## Begin

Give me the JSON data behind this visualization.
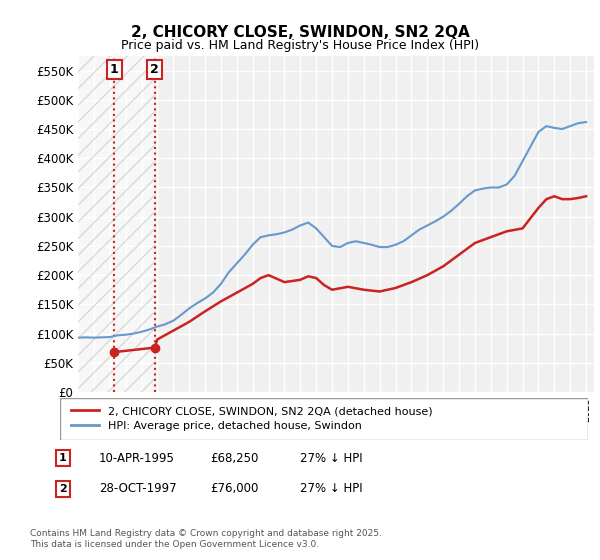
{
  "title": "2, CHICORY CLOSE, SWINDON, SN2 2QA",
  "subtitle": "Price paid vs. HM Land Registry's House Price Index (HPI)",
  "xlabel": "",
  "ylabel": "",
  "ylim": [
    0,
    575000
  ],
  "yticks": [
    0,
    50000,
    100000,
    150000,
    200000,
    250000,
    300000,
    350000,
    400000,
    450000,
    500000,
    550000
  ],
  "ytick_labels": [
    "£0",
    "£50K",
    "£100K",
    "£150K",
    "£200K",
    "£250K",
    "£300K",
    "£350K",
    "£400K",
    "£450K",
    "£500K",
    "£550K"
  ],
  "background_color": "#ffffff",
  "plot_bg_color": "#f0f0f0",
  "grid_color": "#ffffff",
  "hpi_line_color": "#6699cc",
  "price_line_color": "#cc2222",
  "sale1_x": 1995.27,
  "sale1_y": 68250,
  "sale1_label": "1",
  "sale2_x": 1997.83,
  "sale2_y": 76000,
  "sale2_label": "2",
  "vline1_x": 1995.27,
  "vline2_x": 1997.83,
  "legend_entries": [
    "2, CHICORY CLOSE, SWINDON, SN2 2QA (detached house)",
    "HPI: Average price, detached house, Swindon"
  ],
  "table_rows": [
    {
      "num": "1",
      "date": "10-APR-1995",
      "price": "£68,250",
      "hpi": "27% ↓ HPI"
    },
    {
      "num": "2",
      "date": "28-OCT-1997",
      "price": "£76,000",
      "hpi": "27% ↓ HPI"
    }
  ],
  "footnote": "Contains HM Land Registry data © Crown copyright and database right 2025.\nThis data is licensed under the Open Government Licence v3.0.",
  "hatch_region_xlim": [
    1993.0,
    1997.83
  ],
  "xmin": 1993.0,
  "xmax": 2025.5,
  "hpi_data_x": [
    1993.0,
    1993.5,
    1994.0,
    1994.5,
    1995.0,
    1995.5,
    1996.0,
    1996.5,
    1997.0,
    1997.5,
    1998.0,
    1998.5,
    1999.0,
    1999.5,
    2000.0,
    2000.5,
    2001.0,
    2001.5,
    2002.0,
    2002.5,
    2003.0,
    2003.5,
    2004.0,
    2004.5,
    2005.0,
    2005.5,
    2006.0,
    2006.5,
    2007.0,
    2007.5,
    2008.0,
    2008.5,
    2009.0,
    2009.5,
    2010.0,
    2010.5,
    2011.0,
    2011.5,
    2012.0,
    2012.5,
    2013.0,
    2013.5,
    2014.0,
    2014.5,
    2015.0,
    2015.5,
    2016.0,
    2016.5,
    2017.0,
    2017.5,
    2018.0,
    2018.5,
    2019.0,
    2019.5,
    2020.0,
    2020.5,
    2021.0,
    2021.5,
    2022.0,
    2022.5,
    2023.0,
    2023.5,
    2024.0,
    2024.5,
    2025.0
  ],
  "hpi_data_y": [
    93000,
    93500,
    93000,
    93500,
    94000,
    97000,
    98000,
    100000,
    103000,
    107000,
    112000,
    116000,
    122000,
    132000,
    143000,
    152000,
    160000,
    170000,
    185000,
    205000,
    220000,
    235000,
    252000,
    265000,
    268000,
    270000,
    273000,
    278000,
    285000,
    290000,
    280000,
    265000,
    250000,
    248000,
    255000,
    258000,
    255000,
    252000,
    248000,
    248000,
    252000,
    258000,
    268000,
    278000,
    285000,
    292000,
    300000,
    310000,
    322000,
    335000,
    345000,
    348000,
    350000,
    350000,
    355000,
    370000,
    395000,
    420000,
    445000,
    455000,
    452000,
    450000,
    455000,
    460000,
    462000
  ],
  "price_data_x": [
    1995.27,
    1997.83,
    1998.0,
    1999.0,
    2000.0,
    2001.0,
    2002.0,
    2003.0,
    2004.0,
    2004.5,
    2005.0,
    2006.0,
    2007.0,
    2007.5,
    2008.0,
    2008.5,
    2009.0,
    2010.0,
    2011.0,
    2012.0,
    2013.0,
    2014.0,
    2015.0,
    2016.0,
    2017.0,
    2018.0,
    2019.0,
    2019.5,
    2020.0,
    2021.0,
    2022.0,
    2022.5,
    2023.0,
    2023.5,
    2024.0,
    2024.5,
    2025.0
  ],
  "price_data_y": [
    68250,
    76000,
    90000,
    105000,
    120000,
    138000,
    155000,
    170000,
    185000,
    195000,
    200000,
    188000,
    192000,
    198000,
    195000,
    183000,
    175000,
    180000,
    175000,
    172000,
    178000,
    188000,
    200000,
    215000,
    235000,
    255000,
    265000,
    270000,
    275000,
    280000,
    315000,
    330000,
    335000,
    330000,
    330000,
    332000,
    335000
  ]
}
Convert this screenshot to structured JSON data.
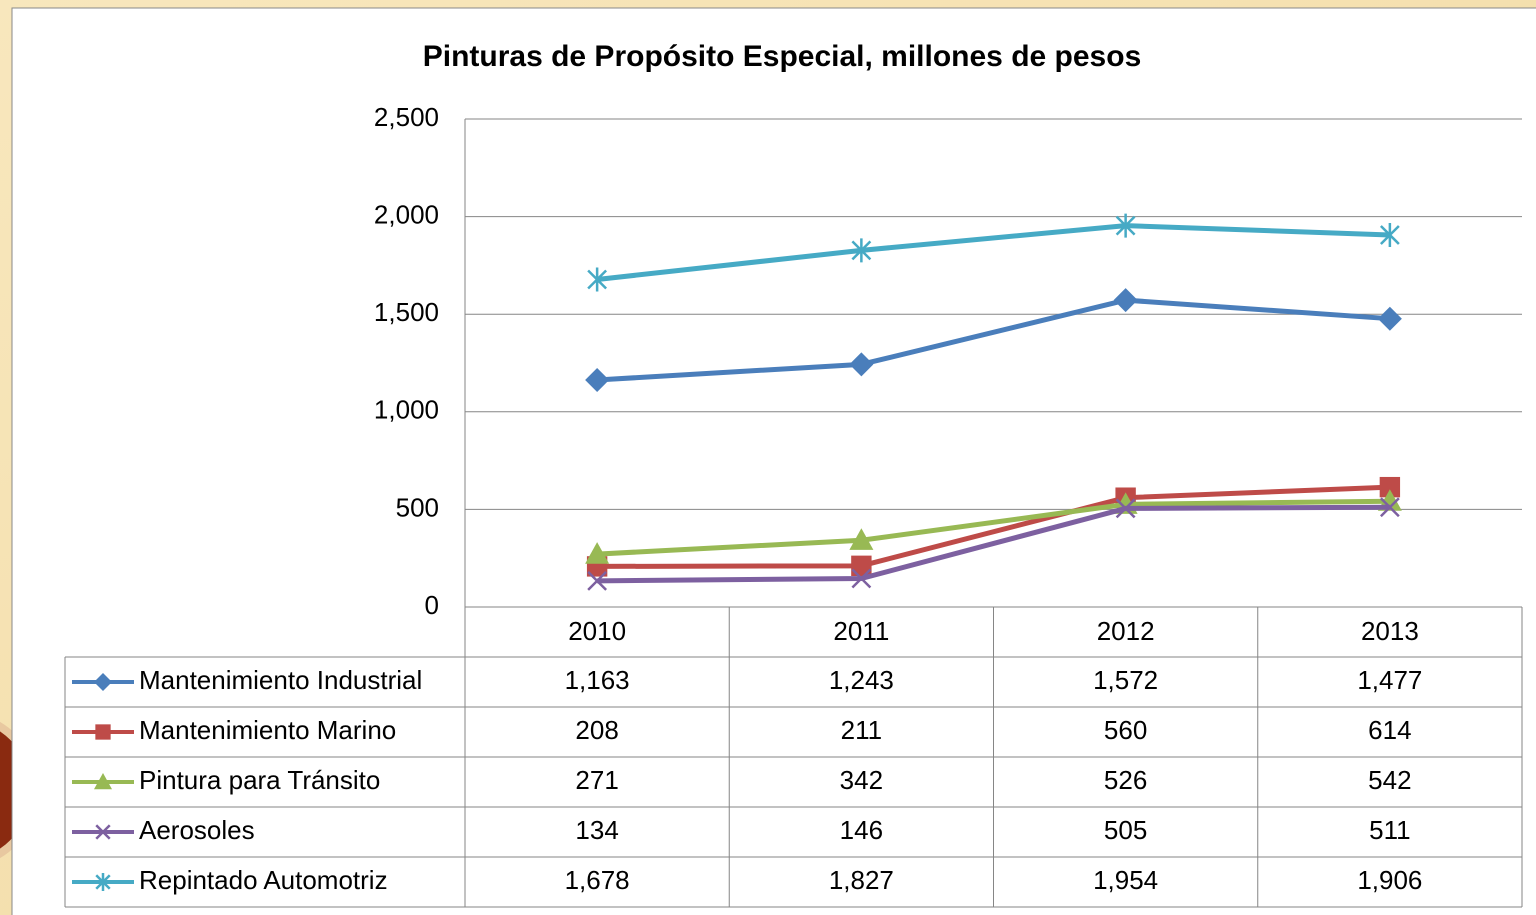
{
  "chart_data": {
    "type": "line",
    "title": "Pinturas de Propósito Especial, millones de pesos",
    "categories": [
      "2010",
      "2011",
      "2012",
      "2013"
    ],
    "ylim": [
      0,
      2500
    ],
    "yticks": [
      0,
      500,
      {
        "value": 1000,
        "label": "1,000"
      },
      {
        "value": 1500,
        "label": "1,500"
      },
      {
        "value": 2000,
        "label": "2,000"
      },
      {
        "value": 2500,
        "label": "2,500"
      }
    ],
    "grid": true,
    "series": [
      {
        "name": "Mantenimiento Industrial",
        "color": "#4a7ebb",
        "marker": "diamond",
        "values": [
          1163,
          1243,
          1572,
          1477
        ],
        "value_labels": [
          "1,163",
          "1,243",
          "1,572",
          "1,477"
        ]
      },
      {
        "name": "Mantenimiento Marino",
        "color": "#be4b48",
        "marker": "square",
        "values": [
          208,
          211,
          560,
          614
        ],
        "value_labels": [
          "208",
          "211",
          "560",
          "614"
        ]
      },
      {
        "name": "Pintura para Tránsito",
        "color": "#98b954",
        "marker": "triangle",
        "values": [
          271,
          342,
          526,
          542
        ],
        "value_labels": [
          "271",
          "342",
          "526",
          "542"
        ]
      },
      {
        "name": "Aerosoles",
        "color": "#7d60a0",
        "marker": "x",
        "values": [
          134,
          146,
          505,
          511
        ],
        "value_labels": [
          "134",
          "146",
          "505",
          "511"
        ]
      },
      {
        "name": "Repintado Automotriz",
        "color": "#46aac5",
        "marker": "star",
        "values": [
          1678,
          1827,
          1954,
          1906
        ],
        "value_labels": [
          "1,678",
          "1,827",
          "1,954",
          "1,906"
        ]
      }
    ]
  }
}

## End

→ **WHAT THE EXERCISE ASKS**
Leave out the pictures and restate everything else word for word.

→ **WRITTEN SOLUTION**
Give me the JSON data behind this visualization.
{
  "title": "2, CHICORY CLOSE, SWINDON, SN2 2QA",
  "subtitle": "Price paid vs. HM Land Registry's House Price Index (HPI)",
  "xlabel": "",
  "ylabel": "",
  "ylim": [
    0,
    575000
  ],
  "yticks": [
    0,
    50000,
    100000,
    150000,
    200000,
    250000,
    300000,
    350000,
    400000,
    450000,
    500000,
    550000
  ],
  "ytick_labels": [
    "£0",
    "£50K",
    "£100K",
    "£150K",
    "£200K",
    "£250K",
    "£300K",
    "£350K",
    "£400K",
    "£450K",
    "£500K",
    "£550K"
  ],
  "background_color": "#ffffff",
  "plot_bg_color": "#f0f0f0",
  "grid_color": "#ffffff",
  "hpi_line_color": "#6699cc",
  "price_line_color": "#cc2222",
  "sale1_x": 1995.27,
  "sale1_y": 68250,
  "sale1_label": "1",
  "sale2_x": 1997.83,
  "sale2_y": 76000,
  "sale2_label": "2",
  "vline1_x": 1995.27,
  "vline2_x": 1997.83,
  "legend_entries": [
    "2, CHICORY CLOSE, SWINDON, SN2 2QA (detached house)",
    "HPI: Average price, detached house, Swindon"
  ],
  "table_rows": [
    {
      "num": "1",
      "date": "10-APR-1995",
      "price": "£68,250",
      "hpi": "27% ↓ HPI"
    },
    {
      "num": "2",
      "date": "28-OCT-1997",
      "price": "£76,000",
      "hpi": "27% ↓ HPI"
    }
  ],
  "footnote": "Contains HM Land Registry data © Crown copyright and database right 2025.\nThis data is licensed under the Open Government Licence v3.0.",
  "hatch_region_xlim": [
    1993.0,
    1997.83
  ],
  "xmin": 1993.0,
  "xmax": 2025.5,
  "hpi_data_x": [
    1993.0,
    1993.5,
    1994.0,
    1994.5,
    1995.0,
    1995.5,
    1996.0,
    1996.5,
    1997.0,
    1997.5,
    1998.0,
    1998.5,
    1999.0,
    1999.5,
    2000.0,
    2000.5,
    2001.0,
    2001.5,
    2002.0,
    2002.5,
    2003.0,
    2003.5,
    2004.0,
    2004.5,
    2005.0,
    2005.5,
    2006.0,
    2006.5,
    2007.0,
    2007.5,
    2008.0,
    2008.5,
    2009.0,
    2009.5,
    2010.0,
    2010.5,
    2011.0,
    2011.5,
    2012.0,
    2012.5,
    2013.0,
    2013.5,
    2014.0,
    2014.5,
    2015.0,
    2015.5,
    2016.0,
    2016.5,
    2017.0,
    2017.5,
    2018.0,
    2018.5,
    2019.0,
    2019.5,
    2020.0,
    2020.5,
    2021.0,
    2021.5,
    2022.0,
    2022.5,
    2023.0,
    2023.5,
    2024.0,
    2024.5,
    2025.0
  ],
  "hpi_data_y": [
    93000,
    93500,
    93000,
    93500,
    94000,
    97000,
    98000,
    100000,
    103000,
    107000,
    112000,
    116000,
    122000,
    132000,
    143000,
    152000,
    160000,
    170000,
    185000,
    205000,
    220000,
    235000,
    252000,
    265000,
    268000,
    270000,
    273000,
    278000,
    285000,
    290000,
    280000,
    265000,
    250000,
    248000,
    255000,
    258000,
    255000,
    252000,
    248000,
    248000,
    252000,
    258000,
    268000,
    278000,
    285000,
    292000,
    300000,
    310000,
    322000,
    335000,
    345000,
    348000,
    350000,
    350000,
    355000,
    370000,
    395000,
    420000,
    445000,
    455000,
    452000,
    450000,
    455000,
    460000,
    462000
  ],
  "price_data_x": [
    1995.27,
    1997.83,
    1998.0,
    1999.0,
    2000.0,
    2001.0,
    2002.0,
    2003.0,
    2004.0,
    2004.5,
    2005.0,
    2006.0,
    2007.0,
    2007.5,
    2008.0,
    2008.5,
    2009.0,
    2010.0,
    2011.0,
    2012.0,
    2013.0,
    2014.0,
    2015.0,
    2016.0,
    2017.0,
    2018.0,
    2019.0,
    2019.5,
    2020.0,
    2021.0,
    2022.0,
    2022.5,
    2023.0,
    2023.5,
    2024.0,
    2024.5,
    2025.0
  ],
  "price_data_y": [
    68250,
    76000,
    90000,
    105000,
    120000,
    138000,
    155000,
    170000,
    185000,
    195000,
    200000,
    188000,
    192000,
    198000,
    195000,
    183000,
    175000,
    180000,
    175000,
    172000,
    178000,
    188000,
    200000,
    215000,
    235000,
    255000,
    265000,
    270000,
    275000,
    280000,
    315000,
    330000,
    335000,
    330000,
    330000,
    332000,
    335000
  ]
}
Convert this screenshot to structured JSON data.
{
  "chart_data": {
    "type": "line",
    "title": "Pinturas de Propósito Especial, millones de pesos",
    "categories": [
      "2010",
      "2011",
      "2012",
      "2013"
    ],
    "ylim": [
      0,
      2500
    ],
    "yticks": [
      0,
      500,
      {
        "value": 1000,
        "label": "1,000"
      },
      {
        "value": 1500,
        "label": "1,500"
      },
      {
        "value": 2000,
        "label": "2,000"
      },
      {
        "value": 2500,
        "label": "2,500"
      }
    ],
    "grid": true,
    "series": [
      {
        "name": "Mantenimiento Industrial",
        "color": "#4a7ebb",
        "marker": "diamond",
        "values": [
          1163,
          1243,
          1572,
          1477
        ],
        "value_labels": [
          "1,163",
          "1,243",
          "1,572",
          "1,477"
        ]
      },
      {
        "name": "Mantenimiento Marino",
        "color": "#be4b48",
        "marker": "square",
        "values": [
          208,
          211,
          560,
          614
        ],
        "value_labels": [
          "208",
          "211",
          "560",
          "614"
        ]
      },
      {
        "name": "Pintura para Tránsito",
        "color": "#98b954",
        "marker": "triangle",
        "values": [
          271,
          342,
          526,
          542
        ],
        "value_labels": [
          "271",
          "342",
          "526",
          "542"
        ]
      },
      {
        "name": "Aerosoles",
        "color": "#7d60a0",
        "marker": "x",
        "values": [
          134,
          146,
          505,
          511
        ],
        "value_labels": [
          "134",
          "146",
          "505",
          "511"
        ]
      },
      {
        "name": "Repintado Automotriz",
        "color": "#46aac5",
        "marker": "star",
        "values": [
          1678,
          1827,
          1954,
          1906
        ],
        "value_labels": [
          "1,678",
          "1,827",
          "1,954",
          "1,906"
        ]
      }
    ]
  }
}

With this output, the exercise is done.